→ **DATASET**:
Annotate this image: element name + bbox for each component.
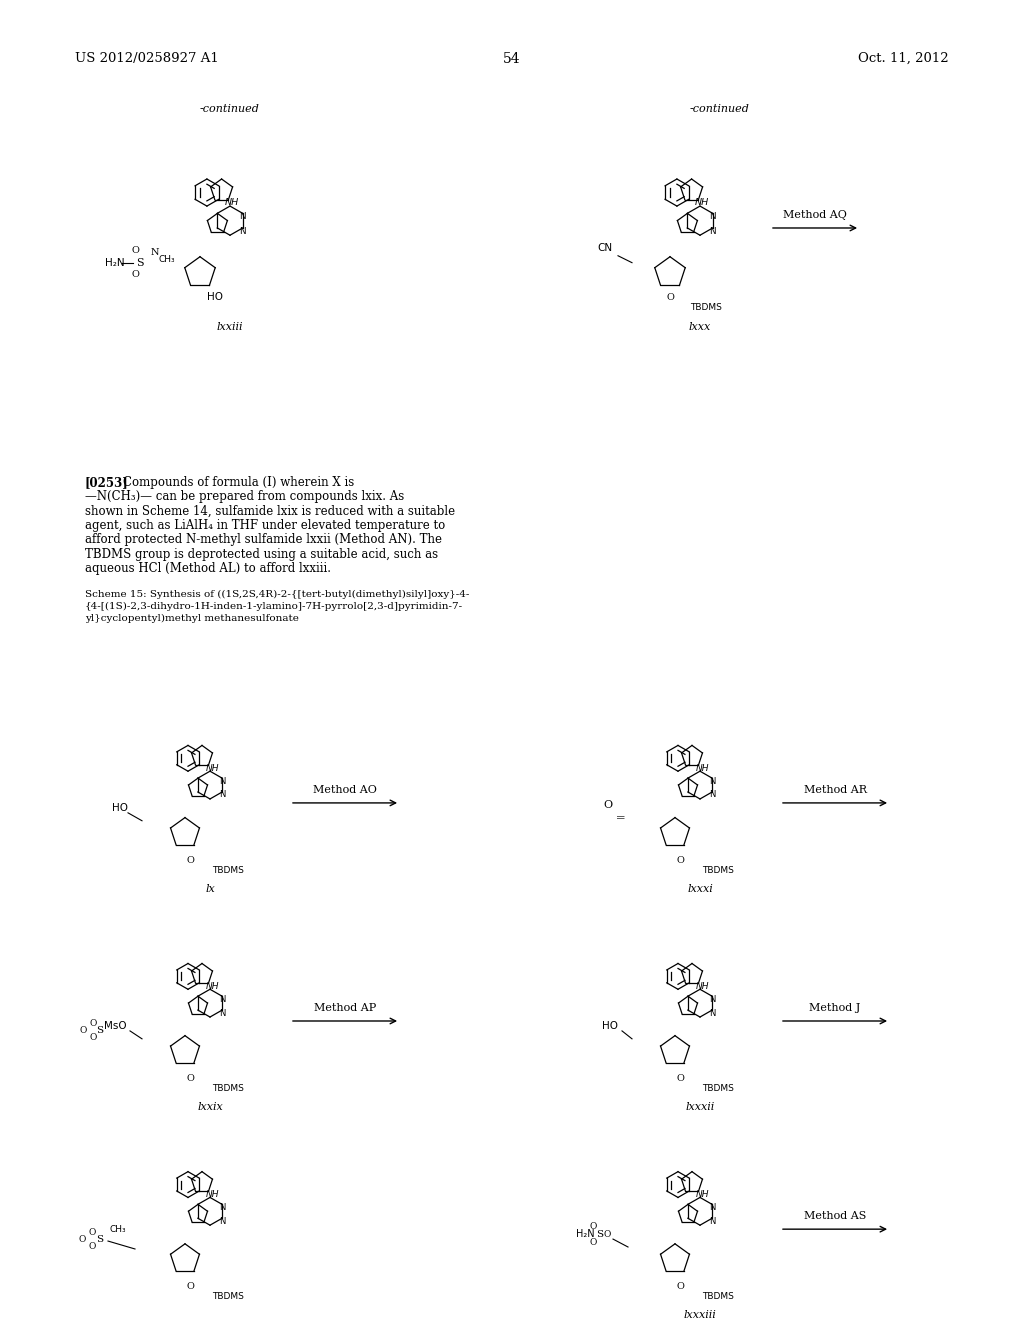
Text: NH: NH [225, 198, 240, 207]
Text: N: N [709, 1008, 715, 1018]
Text: CH₃: CH₃ [110, 1225, 127, 1234]
Text: O: O [186, 1074, 194, 1082]
Text: TBDMS: TBDMS [702, 1292, 734, 1302]
Text: NH: NH [205, 982, 219, 991]
Text: Scheme 15: Synthesis of ((1S,2S,4R)-2-{[tert-butyl(dimethyl)silyl]oxy}-4-: Scheme 15: Synthesis of ((1S,2S,4R)-2-{[… [85, 590, 469, 599]
Text: N: N [240, 227, 246, 235]
Text: O: O [676, 1074, 684, 1082]
Text: O: O [88, 1228, 95, 1237]
Text: H₂N: H₂N [105, 257, 125, 268]
Text: -continued: -continued [200, 104, 260, 114]
Text: O: O [590, 1238, 597, 1246]
Text: TBDMS: TBDMS [212, 866, 244, 875]
Text: N: N [709, 791, 715, 800]
Text: yl}cyclopentyl)methyl methanesulfonate: yl}cyclopentyl)methyl methanesulfonate [85, 614, 299, 623]
Text: aqueous HCl (Method AL) to afford lxxiii.: aqueous HCl (Method AL) to afford lxxiii… [85, 562, 331, 576]
Text: lxxxiii: lxxxiii [684, 1311, 717, 1320]
Text: O: O [131, 247, 139, 255]
Text: N: N [219, 1008, 225, 1018]
Text: afford protected N-methyl sulfamide lxxii (Method AN). The: afford protected N-methyl sulfamide lxxi… [85, 533, 442, 546]
Text: N: N [710, 227, 716, 235]
Text: N: N [219, 1203, 225, 1212]
Text: NH: NH [695, 764, 709, 772]
Text: O: O [666, 293, 674, 302]
Text: TBDMS: TBDMS [212, 1292, 244, 1302]
Text: N: N [710, 213, 716, 220]
Text: HO: HO [602, 1020, 618, 1031]
Text: NH: NH [695, 982, 709, 991]
Text: NH: NH [205, 1189, 219, 1199]
Text: -continued: -continued [690, 104, 750, 114]
Text: N: N [709, 995, 715, 1003]
Text: N: N [709, 776, 715, 785]
Text: CN: CN [597, 243, 612, 253]
Text: ||: || [616, 812, 624, 817]
Text: N: N [219, 995, 225, 1003]
Text: lxxix: lxxix [198, 1102, 223, 1113]
Text: O: O [590, 1222, 597, 1230]
Text: NH: NH [205, 764, 219, 772]
Text: O: O [603, 1230, 610, 1238]
Text: N: N [151, 248, 160, 257]
Text: Method AP: Method AP [314, 1003, 376, 1012]
Text: shown in Scheme 14, sulfamide lxix is reduced with a suitable: shown in Scheme 14, sulfamide lxix is re… [85, 504, 455, 517]
Text: Method AQ: Method AQ [783, 210, 847, 220]
Text: O: O [89, 1019, 96, 1028]
Text: Compounds of formula (I) wherein X is: Compounds of formula (I) wherein X is [123, 475, 354, 488]
Text: O: O [88, 1242, 95, 1250]
Text: HO: HO [112, 803, 128, 813]
Text: 54: 54 [503, 51, 521, 66]
Text: lxxxii: lxxxii [685, 1102, 715, 1113]
Text: N: N [219, 791, 225, 800]
Text: O: O [78, 1234, 86, 1243]
Text: TBDMS: TBDMS [702, 866, 734, 875]
Text: lxxiii: lxxiii [217, 322, 244, 333]
Text: S: S [136, 257, 143, 268]
Text: O: O [131, 271, 139, 279]
Text: N: N [709, 1203, 715, 1212]
Text: Method J: Method J [809, 1003, 861, 1012]
Text: HO: HO [207, 292, 223, 302]
Text: O: O [186, 855, 194, 865]
Text: O: O [89, 1034, 96, 1043]
Text: NH: NH [695, 1189, 709, 1199]
Text: lxxx: lxxx [689, 322, 711, 333]
Text: CH₃: CH₃ [159, 255, 175, 264]
Text: H₂N: H₂N [575, 1229, 594, 1239]
Text: O: O [79, 1027, 87, 1035]
Text: N: N [219, 776, 225, 785]
Text: N: N [219, 1217, 225, 1226]
Text: lxxxi: lxxxi [687, 884, 713, 894]
Text: S: S [96, 1234, 103, 1243]
Text: {4-[(1S)-2,3-dihydro-1H-inden-1-ylamino]-7H-pyrrolo[2,3-d]pyrimidin-7-: {4-[(1S)-2,3-dihydro-1H-inden-1-ylamino]… [85, 602, 463, 611]
Text: Method AS: Method AS [804, 1212, 866, 1221]
Text: TBDMS: TBDMS [702, 1084, 734, 1093]
Text: TBDMS group is deprotected using a suitable acid, such as: TBDMS group is deprotected using a suita… [85, 548, 438, 561]
Text: S: S [96, 1027, 103, 1035]
Text: O: O [676, 855, 684, 865]
Text: US 2012/0258927 A1: US 2012/0258927 A1 [75, 51, 219, 65]
Text: agent, such as LiAlH₄ in THF under elevated temperature to: agent, such as LiAlH₄ in THF under eleva… [85, 519, 445, 532]
Text: S: S [596, 1230, 603, 1238]
Text: TBDMS: TBDMS [212, 1084, 244, 1093]
Text: [0253]: [0253] [85, 475, 129, 488]
Text: Method AR: Method AR [804, 785, 866, 795]
Text: TBDMS: TBDMS [690, 302, 722, 312]
Text: Oct. 11, 2012: Oct. 11, 2012 [858, 51, 949, 65]
Text: —N(CH₃)— can be prepared from compounds lxix. As: —N(CH₃)— can be prepared from compounds … [85, 490, 404, 503]
Text: N: N [709, 1217, 715, 1226]
Text: N: N [240, 213, 246, 220]
Text: O: O [186, 1282, 194, 1291]
Text: O: O [676, 1282, 684, 1291]
Text: NH: NH [695, 198, 710, 207]
Text: Method AO: Method AO [313, 785, 377, 795]
Text: O: O [603, 800, 612, 810]
Text: MsO: MsO [103, 1020, 126, 1031]
Text: lx: lx [205, 884, 215, 894]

→ **DIRECTION**:
Reproduce the lines unchanged, starting with the line that contains "Text: NH: NH [225, 198, 240, 207]" and going on through the line that contains "Text: NH: NH [695, 764, 709, 772]", including both of those lines.

→ **TASK RESPONSE**:
Text: NH: NH [225, 198, 240, 207]
Text: N: N [709, 1008, 715, 1018]
Text: CH₃: CH₃ [110, 1225, 127, 1234]
Text: O: O [186, 1074, 194, 1082]
Text: TBDMS: TBDMS [702, 1292, 734, 1302]
Text: NH: NH [205, 982, 219, 991]
Text: Scheme 15: Synthesis of ((1S,2S,4R)-2-{[tert-butyl(dimethyl)silyl]oxy}-4-: Scheme 15: Synthesis of ((1S,2S,4R)-2-{[… [85, 590, 469, 599]
Text: N: N [240, 227, 246, 235]
Text: O: O [676, 1074, 684, 1082]
Text: O: O [88, 1228, 95, 1237]
Text: H₂N: H₂N [105, 257, 125, 268]
Text: -continued: -continued [200, 104, 260, 114]
Text: O: O [590, 1238, 597, 1246]
Text: TBDMS: TBDMS [212, 866, 244, 875]
Text: N: N [709, 791, 715, 800]
Text: yl}cyclopentyl)methyl methanesulfonate: yl}cyclopentyl)methyl methanesulfonate [85, 614, 299, 623]
Text: aqueous HCl (Method AL) to afford lxxiii.: aqueous HCl (Method AL) to afford lxxiii… [85, 562, 331, 576]
Text: lxxxiii: lxxxiii [684, 1311, 717, 1320]
Text: O: O [131, 247, 139, 255]
Text: N: N [219, 1008, 225, 1018]
Text: afford protected N-methyl sulfamide lxxii (Method AN). The: afford protected N-methyl sulfamide lxxi… [85, 533, 442, 546]
Text: N: N [710, 227, 716, 235]
Text: N: N [219, 1203, 225, 1212]
Text: NH: NH [695, 764, 709, 772]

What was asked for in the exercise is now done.